------ Dataset content

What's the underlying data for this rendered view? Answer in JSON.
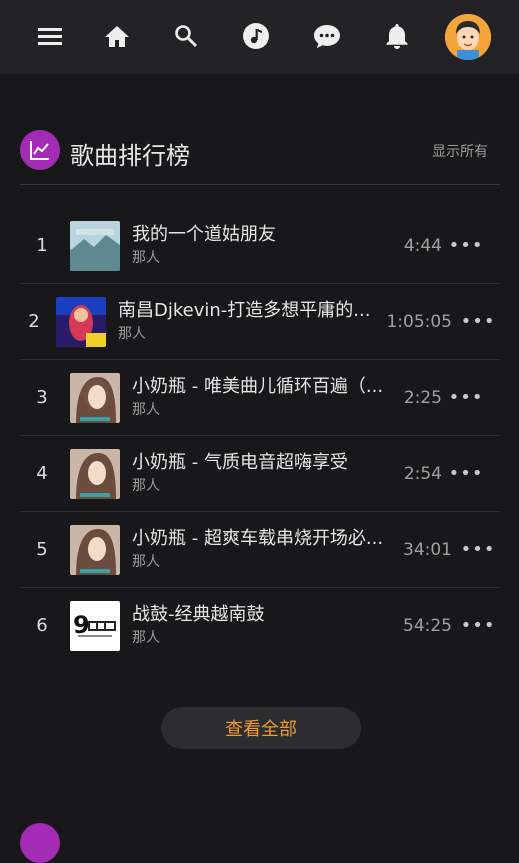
{
  "colors": {
    "accent": "#f29a2e",
    "section_icon": "#a32bb5",
    "background": "#18181a",
    "topbar": "#232325"
  },
  "topbar": {
    "icons": [
      "menu-icon",
      "home-icon",
      "search-icon",
      "music-icon",
      "chat-icon",
      "bell-icon"
    ]
  },
  "section": {
    "title": "歌曲排行榜",
    "show_all": "显示所有",
    "icon": "chart-line-icon"
  },
  "songs": [
    {
      "rank": "1",
      "title": "我的一个道姑朋友",
      "artist": "那人",
      "duration": "4:44"
    },
    {
      "rank": "2",
      "title": "南昌Djkevin-打造多想平庸的...",
      "artist": "那人",
      "duration": "1:05:05"
    },
    {
      "rank": "3",
      "title": "小奶瓶 - 唯美曲儿循环百遍（...",
      "artist": "那人",
      "duration": "2:25"
    },
    {
      "rank": "4",
      "title": "小奶瓶 - 气质电音超嗨享受",
      "artist": "那人",
      "duration": "2:54"
    },
    {
      "rank": "5",
      "title": "小奶瓶 - 超爽车载串烧开场必...",
      "artist": "那人",
      "duration": "34:01"
    },
    {
      "rank": "6",
      "title": "战鼓-经典越南鼓",
      "artist": "那人",
      "duration": "54:25"
    }
  ],
  "view_all": "查看全部"
}
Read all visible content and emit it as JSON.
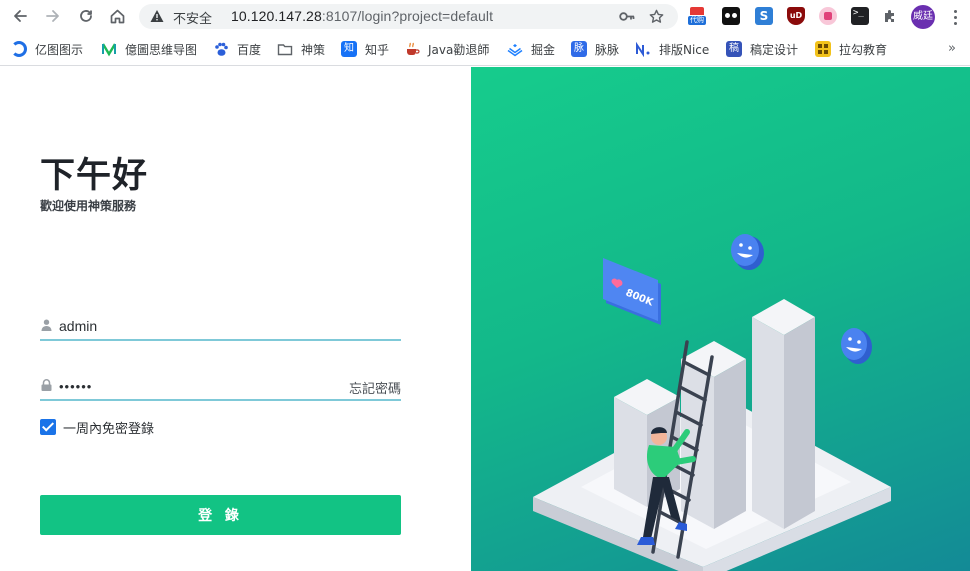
{
  "browser": {
    "security_label": "不安全",
    "url_host": "10.120.147.28",
    "url_rest": ":8107/login?project=default",
    "avatar_text": "威廷",
    "extensions": [
      "代购",
      "S",
      "uD"
    ],
    "bookmarks": [
      {
        "label": "亿图图示",
        "icon": "edraw-icon"
      },
      {
        "label": "億圖思维导图",
        "icon": "mindmaster-icon"
      },
      {
        "label": "百度",
        "icon": "baidu-paw-icon"
      },
      {
        "label": "神策",
        "icon": "folder-icon"
      },
      {
        "label": "知乎",
        "icon": "zhihu-icon"
      },
      {
        "label": "Java勸退師",
        "icon": "java-cup-icon"
      },
      {
        "label": "掘金",
        "icon": "juejin-icon"
      },
      {
        "label": "脉脉",
        "icon": "maimai-icon"
      },
      {
        "label": "排版Nice",
        "icon": "nice-icon"
      },
      {
        "label": "稿定设计",
        "icon": "gaoding-icon"
      },
      {
        "label": "拉勾教育",
        "icon": "lagou-icon"
      }
    ],
    "bookmark_icon_colors": [
      "#1f6fe5",
      "#1db954",
      "#2b5fd9",
      "#6b6f75",
      "#1772f6",
      "#c0392b",
      "#1e80ff",
      "#2f6be8",
      "#2d5bd6",
      "#3553b8",
      "#f2c21b"
    ],
    "more_label": "»"
  },
  "login": {
    "greeting": "下午好",
    "subtitle": "歡迎使用神策服務",
    "username_value": "admin",
    "password_value": "••••••",
    "forgot_label": "忘記密碼",
    "remember_label": "一周內免密登錄",
    "remember_checked": true,
    "submit_label": "登 錄",
    "accent_color": "#12c384"
  },
  "illustration": {
    "badge_text": "800K"
  }
}
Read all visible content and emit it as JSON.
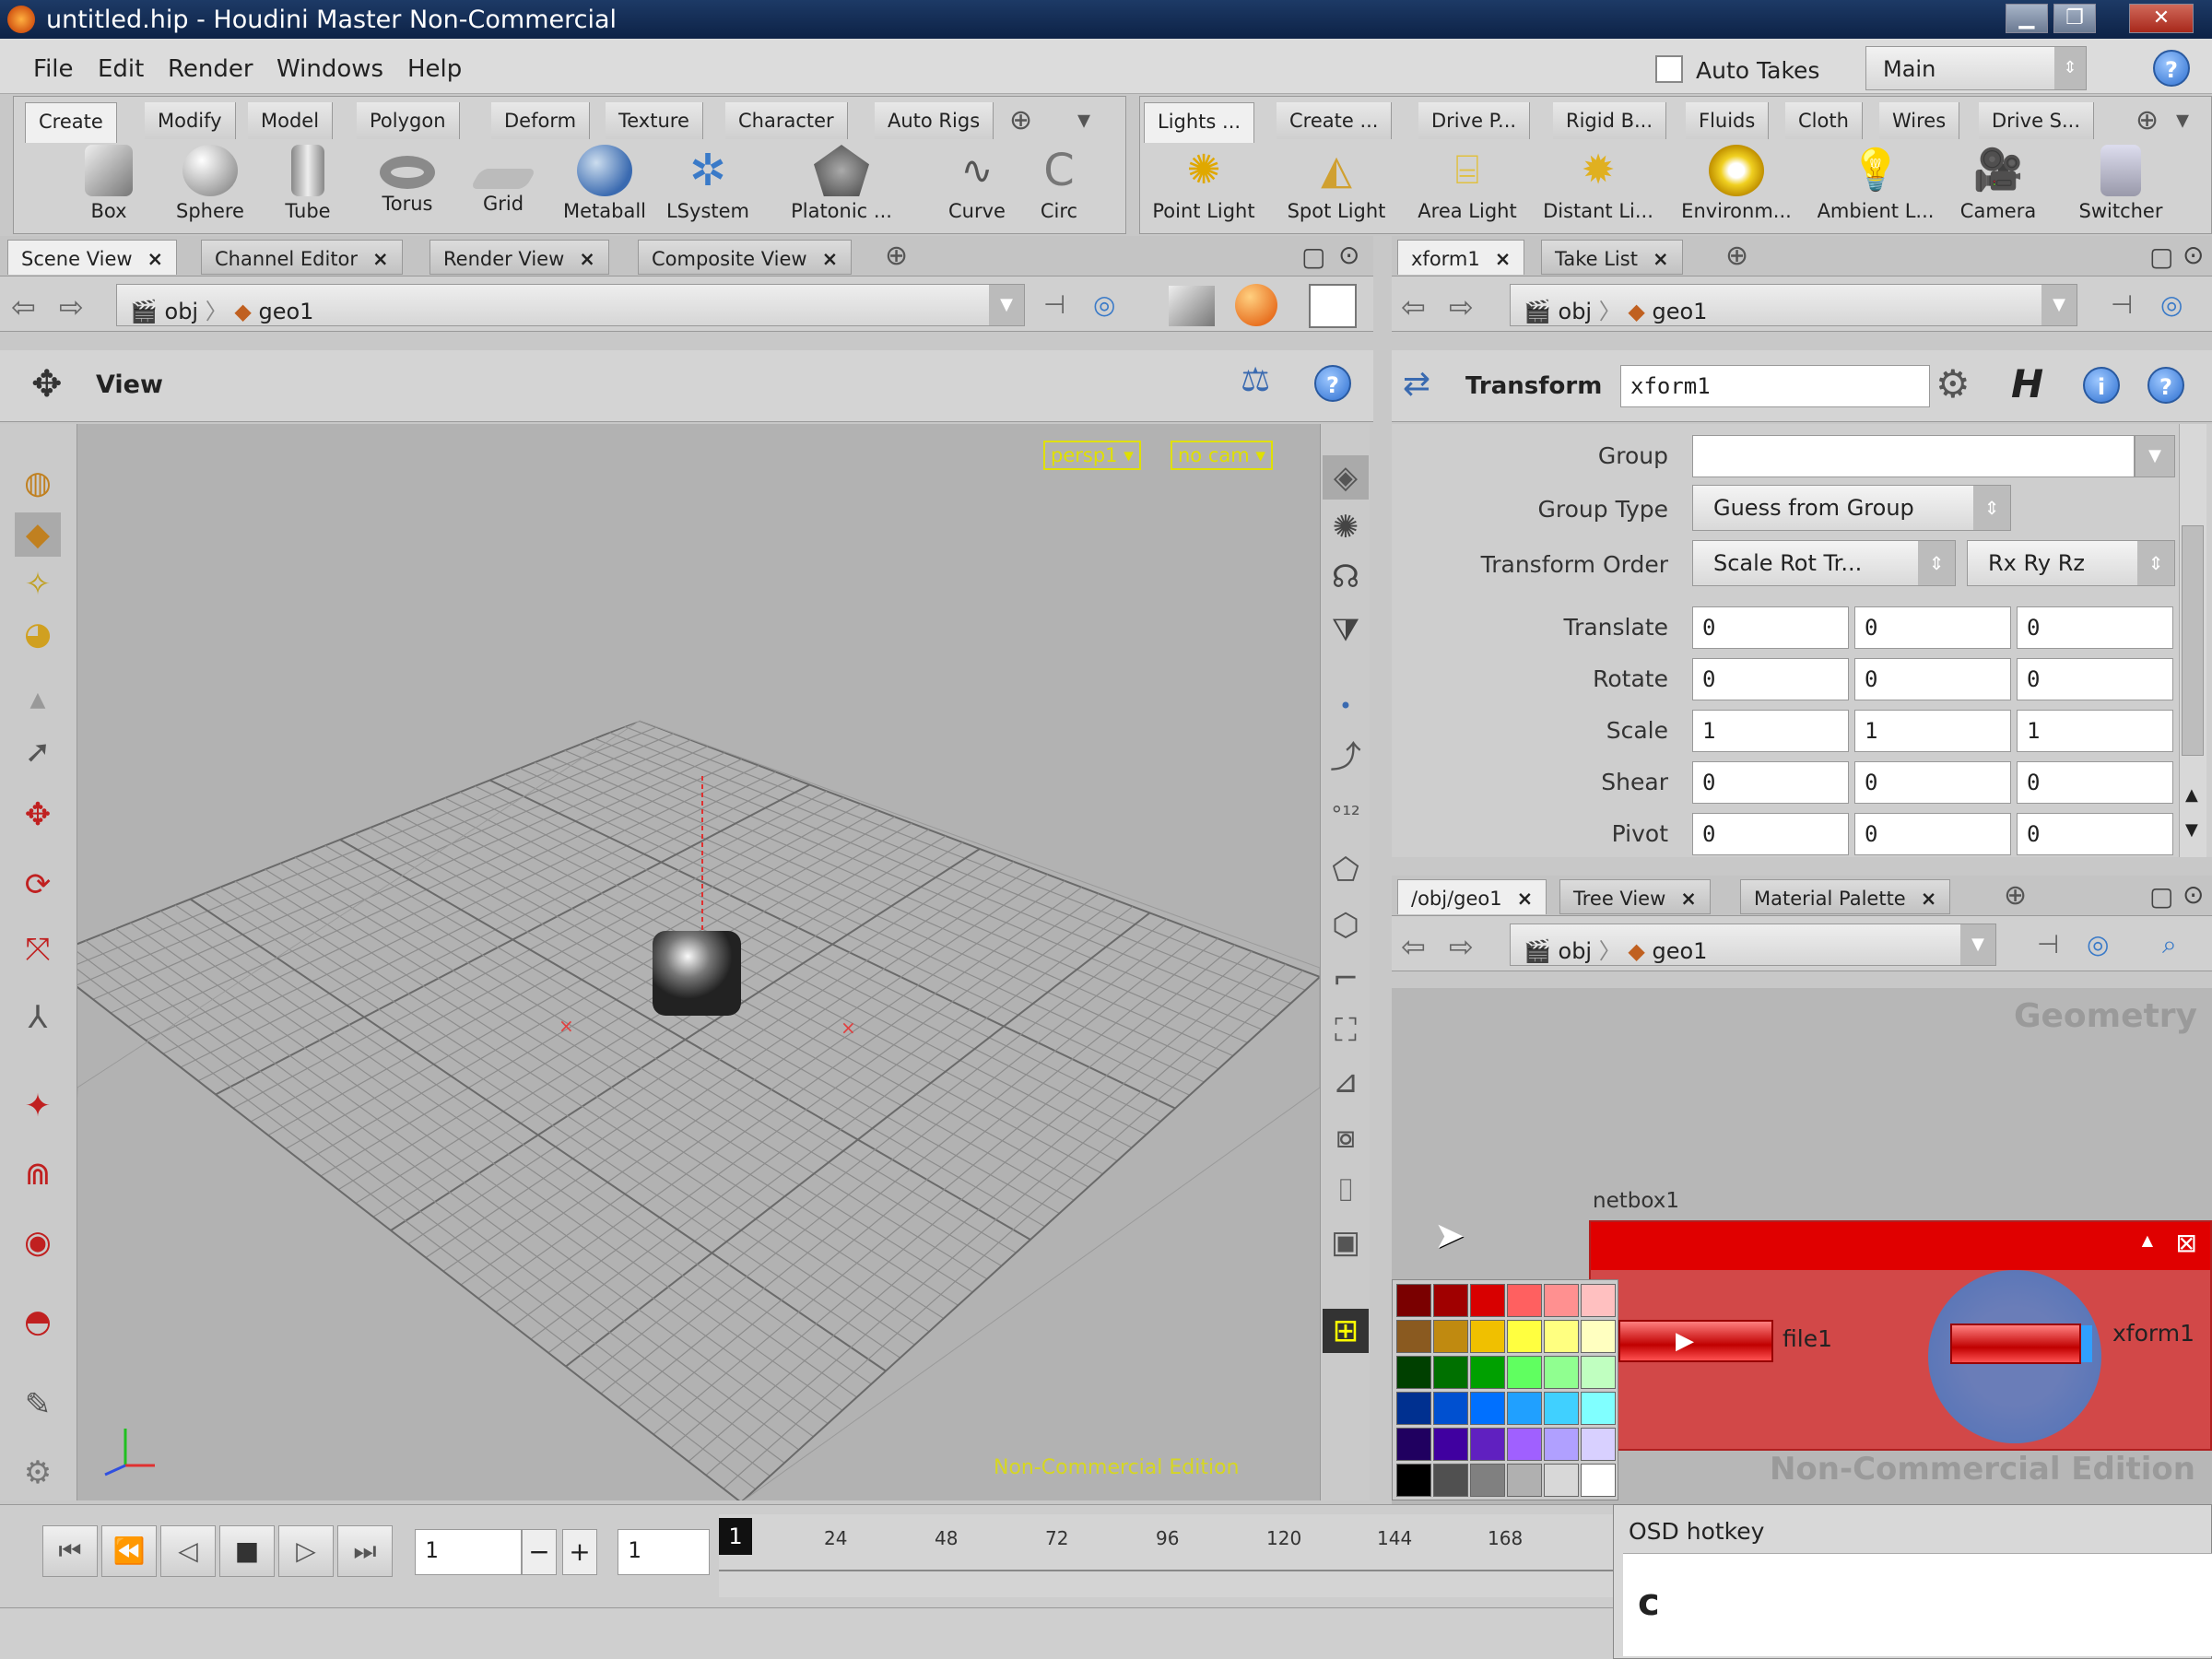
{
  "window": {
    "title": "untitled.hip - Houdini Master Non-Commercial",
    "min": "▁",
    "max": "❐",
    "close": "✕"
  },
  "menu": {
    "items": [
      "File",
      "Edit",
      "Render",
      "Windows",
      "Help"
    ],
    "auto_takes": "Auto Takes",
    "desktop": "Main"
  },
  "shelf_left": {
    "tabs": [
      "Create",
      "Modify",
      "Model",
      "Polygon",
      "Deform",
      "Texture",
      "Character",
      "Auto Rigs"
    ],
    "tools": [
      "Box",
      "Sphere",
      "Tube",
      "Torus",
      "Grid",
      "Metaball",
      "LSystem",
      "Platonic ...",
      "Curve",
      "Circ"
    ]
  },
  "shelf_right": {
    "tabs": [
      "Lights ...",
      "Create ...",
      "Drive P...",
      "Rigid B...",
      "Fluids",
      "Cloth",
      "Wires",
      "Drive S..."
    ],
    "tools": [
      "Point Light",
      "Spot Light",
      "Area Light",
      "Distant Li...",
      "Environm...",
      "Ambient L...",
      "Camera",
      "Switcher"
    ]
  },
  "scene_pane": {
    "tabs": [
      "Scene View",
      "Channel Editor",
      "Render View",
      "Composite View"
    ],
    "path": [
      "obj",
      "geo1"
    ],
    "view_label": "View",
    "camera_menu": [
      "persp1 ▾",
      "no cam ▾"
    ],
    "watermark": "Non-Commercial Edition"
  },
  "param_pane": {
    "tabs": [
      "xform1",
      "Take List"
    ],
    "path": [
      "obj",
      "geo1"
    ],
    "node_type": "Transform",
    "node_name": "xform1",
    "group_label": "Group",
    "group_value": "",
    "group_type_label": "Group Type",
    "group_type_value": "Guess from Group",
    "transform_order_label": "Transform Order",
    "transform_order_value": "Scale Rot Tr...",
    "rot_order_value": "Rx Ry Rz",
    "rows": [
      {
        "label": "Translate",
        "values": [
          "0",
          "0",
          "0"
        ]
      },
      {
        "label": "Rotate",
        "values": [
          "0",
          "0",
          "0"
        ]
      },
      {
        "label": "Scale",
        "values": [
          "1",
          "1",
          "1"
        ]
      },
      {
        "label": "Shear",
        "values": [
          "0",
          "0",
          "0"
        ]
      },
      {
        "label": "Pivot",
        "values": [
          "0",
          "0",
          "0"
        ]
      }
    ]
  },
  "network_pane": {
    "tabs": [
      "/obj/geo1",
      "Tree View",
      "Material Palette"
    ],
    "path": [
      "obj",
      "geo1"
    ],
    "context_label": "Geometry",
    "netbox_label": "netbox1",
    "node_a": "file1",
    "node_b": "xform1",
    "watermark": "Non-Commercial Edition",
    "palette_colors": [
      [
        "#7a0000",
        "#a00000",
        "#d80000",
        "#ff6060",
        "#ff9090",
        "#ffc0c0"
      ],
      [
        "#8a5a20",
        "#c08a10",
        "#f0c000",
        "#ffff40",
        "#ffff80",
        "#ffffc0"
      ],
      [
        "#004000",
        "#007000",
        "#00a000",
        "#60ff60",
        "#90ff90",
        "#c0ffc0"
      ],
      [
        "#003090",
        "#0050d0",
        "#0070ff",
        "#20a0ff",
        "#40d0ff",
        "#80ffff"
      ],
      [
        "#200060",
        "#4000a0",
        "#6020c0",
        "#a060ff",
        "#b0a0ff",
        "#d8d0ff"
      ],
      [
        "#000000",
        "#505050",
        "#808080",
        "#b0b0b0",
        "#d8d8d8",
        "#ffffff"
      ]
    ]
  },
  "timeline": {
    "frame": "1",
    "start": "1",
    "current_marker": "1",
    "ticks": [
      "24",
      "48",
      "72",
      "96",
      "120",
      "144",
      "168"
    ]
  },
  "osd": {
    "title": "OSD hotkey",
    "key": "c"
  }
}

------------

Task objective:
Reproduce the data word for word, excluding its pictures.

Final result:
What's the underlying data for this rendered view? Answer in JSON.
{
  "colors": {
    "accent": "#f29a2e",
    "section_icon": "#a32bb5",
    "background": "#18181a",
    "topbar": "#232325"
  },
  "topbar": {
    "icons": [
      "menu-icon",
      "home-icon",
      "search-icon",
      "music-icon",
      "chat-icon",
      "bell-icon"
    ]
  },
  "section": {
    "title": "歌曲排行榜",
    "show_all": "显示所有",
    "icon": "chart-line-icon"
  },
  "songs": [
    {
      "rank": "1",
      "title": "我的一个道姑朋友",
      "artist": "那人",
      "duration": "4:44"
    },
    {
      "rank": "2",
      "title": "南昌Djkevin-打造多想平庸的...",
      "artist": "那人",
      "duration": "1:05:05"
    },
    {
      "rank": "3",
      "title": "小奶瓶 - 唯美曲儿循环百遍（...",
      "artist": "那人",
      "duration": "2:25"
    },
    {
      "rank": "4",
      "title": "小奶瓶 - 气质电音超嗨享受",
      "artist": "那人",
      "duration": "2:54"
    },
    {
      "rank": "5",
      "title": "小奶瓶 - 超爽车载串烧开场必...",
      "artist": "那人",
      "duration": "34:01"
    },
    {
      "rank": "6",
      "title": "战鼓-经典越南鼓",
      "artist": "那人",
      "duration": "54:25"
    }
  ],
  "view_all": "查看全部"
}
Read all visible content and emit it as JSON.
{
  "browser": {
    "security_label": "不安全",
    "url_host": "10.120.147.28",
    "url_rest": ":8107/login?project=default",
    "avatar_text": "威廷",
    "extensions": [
      "代购",
      "S",
      "uD"
    ],
    "bookmarks": [
      {
        "label": "亿图图示",
        "icon": "edraw-icon"
      },
      {
        "label": "億圖思维导图",
        "icon": "mindmaster-icon"
      },
      {
        "label": "百度",
        "icon": "baidu-paw-icon"
      },
      {
        "label": "神策",
        "icon": "folder-icon"
      },
      {
        "label": "知乎",
        "icon": "zhihu-icon"
      },
      {
        "label": "Java勸退師",
        "icon": "java-cup-icon"
      },
      {
        "label": "掘金",
        "icon": "juejin-icon"
      },
      {
        "label": "脉脉",
        "icon": "maimai-icon"
      },
      {
        "label": "排版Nice",
        "icon": "nice-icon"
      },
      {
        "label": "稿定设计",
        "icon": "gaoding-icon"
      },
      {
        "label": "拉勾教育",
        "icon": "lagou-icon"
      }
    ],
    "bookmark_icon_colors": [
      "#1f6fe5",
      "#1db954",
      "#2b5fd9",
      "#6b6f75",
      "#1772f6",
      "#c0392b",
      "#1e80ff",
      "#2f6be8",
      "#2d5bd6",
      "#3553b8",
      "#f2c21b"
    ],
    "more_label": "»"
  },
  "login": {
    "greeting": "下午好",
    "subtitle": "歡迎使用神策服務",
    "username_value": "admin",
    "password_value": "••••••",
    "forgot_label": "忘記密碼",
    "remember_label": "一周內免密登錄",
    "remember_checked": true,
    "submit_label": "登 錄",
    "accent_color": "#12c384"
  },
  "illustration": {
    "badge_text": "800K"
  }
}
Read all visible content and emit it as JSON.
{
  "window": {
    "title": "untitled.hip - Houdini Master Non-Commercial",
    "min": "▁",
    "max": "❐",
    "close": "✕"
  },
  "menu": {
    "items": [
      "File",
      "Edit",
      "Render",
      "Windows",
      "Help"
    ],
    "auto_takes": "Auto Takes",
    "desktop": "Main"
  },
  "shelf_left": {
    "tabs": [
      "Create",
      "Modify",
      "Model",
      "Polygon",
      "Deform",
      "Texture",
      "Character",
      "Auto Rigs"
    ],
    "tools": [
      "Box",
      "Sphere",
      "Tube",
      "Torus",
      "Grid",
      "Metaball",
      "LSystem",
      "Platonic ...",
      "Curve",
      "Circ"
    ]
  },
  "shelf_right": {
    "tabs": [
      "Lights ...",
      "Create ...",
      "Drive P...",
      "Rigid B...",
      "Fluids",
      "Cloth",
      "Wires",
      "Drive S..."
    ],
    "tools": [
      "Point Light",
      "Spot Light",
      "Area Light",
      "Distant Li...",
      "Environm...",
      "Ambient L...",
      "Camera",
      "Switcher"
    ]
  },
  "scene_pane": {
    "tabs": [
      "Scene View",
      "Channel Editor",
      "Render View",
      "Composite View"
    ],
    "path": [
      "obj",
      "geo1"
    ],
    "view_label": "View",
    "camera_menu": [
      "persp1 ▾",
      "no cam ▾"
    ],
    "watermark": "Non-Commercial Edition"
  },
  "param_pane": {
    "tabs": [
      "xform1",
      "Take List"
    ],
    "path": [
      "obj",
      "geo1"
    ],
    "node_type": "Transform",
    "node_name": "xform1",
    "group_label": "Group",
    "group_value": "",
    "group_type_label": "Group Type",
    "group_type_value": "Guess from Group",
    "transform_order_label": "Transform Order",
    "transform_order_value": "Scale Rot Tr...",
    "rot_order_value": "Rx Ry Rz",
    "rows": [
      {
        "label": "Translate",
        "values": [
          "0",
          "0",
          "0"
        ]
      },
      {
        "label": "Rotate",
        "values": [
          "0",
          "0",
          "0"
        ]
      },
      {
        "label": "Scale",
        "values": [
          "1",
          "1",
          "1"
        ]
      },
      {
        "label": "Shear",
        "values": [
          "0",
          "0",
          "0"
        ]
      },
      {
        "label": "Pivot",
        "values": [
          "0",
          "0",
          "0"
        ]
      }
    ]
  },
  "network_pane": {
    "tabs": [
      "/obj/geo1",
      "Tree View",
      "Material Palette"
    ],
    "path": [
      "obj",
      "geo1"
    ],
    "context_label": "Geometry",
    "netbox_label": "netbox1",
    "node_a": "file1",
    "node_b": "xform1",
    "watermark": "Non-Commercial Edition",
    "palette_colors": [
      [
        "#7a0000",
        "#a00000",
        "#d80000",
        "#ff6060",
        "#ff9090",
        "#ffc0c0"
      ],
      [
        "#8a5a20",
        "#c08a10",
        "#f0c000",
        "#ffff40",
        "#ffff80",
        "#ffffc0"
      ],
      [
        "#004000",
        "#007000",
        "#00a000",
        "#60ff60",
        "#90ff90",
        "#c0ffc0"
      ],
      [
        "#003090",
        "#0050d0",
        "#0070ff",
        "#20a0ff",
        "#40d0ff",
        "#80ffff"
      ],
      [
        "#200060",
        "#4000a0",
        "#6020c0",
        "#a060ff",
        "#b0a0ff",
        "#d8d0ff"
      ],
      [
        "#000000",
        "#505050",
        "#808080",
        "#b0b0b0",
        "#d8d8d8",
        "#ffffff"
      ]
    ]
  },
  "timeline": {
    "frame": "1",
    "start": "1",
    "current_marker": "1",
    "ticks": [
      "24",
      "48",
      "72",
      "96",
      "120",
      "144",
      "168"
    ]
  },
  "osd": {
    "title": "OSD hotkey",
    "key": "c"
  }
}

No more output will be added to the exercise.